Data entries:
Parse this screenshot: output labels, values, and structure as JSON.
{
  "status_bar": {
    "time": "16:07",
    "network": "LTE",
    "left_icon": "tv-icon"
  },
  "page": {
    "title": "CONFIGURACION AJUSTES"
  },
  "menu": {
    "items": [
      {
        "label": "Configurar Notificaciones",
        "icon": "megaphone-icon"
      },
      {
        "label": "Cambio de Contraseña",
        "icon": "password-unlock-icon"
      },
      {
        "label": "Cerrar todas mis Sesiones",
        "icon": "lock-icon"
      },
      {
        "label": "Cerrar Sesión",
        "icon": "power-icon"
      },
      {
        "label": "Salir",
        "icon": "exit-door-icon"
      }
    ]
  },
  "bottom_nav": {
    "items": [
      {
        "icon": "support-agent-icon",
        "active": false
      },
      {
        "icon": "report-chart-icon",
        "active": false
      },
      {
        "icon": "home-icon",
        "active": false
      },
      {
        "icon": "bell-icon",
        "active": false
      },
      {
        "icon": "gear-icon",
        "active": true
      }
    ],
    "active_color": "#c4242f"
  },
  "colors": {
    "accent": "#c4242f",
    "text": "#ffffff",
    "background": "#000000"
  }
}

**TO DO**
Please repeat all the records above exactly as they appear.

**SOLUTION TO THIS PROBLEM**
Parse this screenshot: output labels, values, and structure as JSON.
{
  "status_bar": {
    "time": "16:07",
    "network": "LTE",
    "left_icon": "tv-icon"
  },
  "page": {
    "title": "CONFIGURACION AJUSTES"
  },
  "menu": {
    "items": [
      {
        "label": "Configurar Notificaciones",
        "icon": "megaphone-icon"
      },
      {
        "label": "Cambio de Contraseña",
        "icon": "password-unlock-icon"
      },
      {
        "label": "Cerrar todas mis Sesiones",
        "icon": "lock-icon"
      },
      {
        "label": "Cerrar Sesión",
        "icon": "power-icon"
      },
      {
        "label": "Salir",
        "icon": "exit-door-icon"
      }
    ]
  },
  "bottom_nav": {
    "items": [
      {
        "icon": "support-agent-icon",
        "active": false
      },
      {
        "icon": "report-chart-icon",
        "active": false
      },
      {
        "icon": "home-icon",
        "active": false
      },
      {
        "icon": "bell-icon",
        "active": false
      },
      {
        "icon": "gear-icon",
        "active": true
      }
    ],
    "active_color": "#c4242f"
  },
  "colors": {
    "accent": "#c4242f",
    "text": "#ffffff",
    "background": "#000000"
  }
}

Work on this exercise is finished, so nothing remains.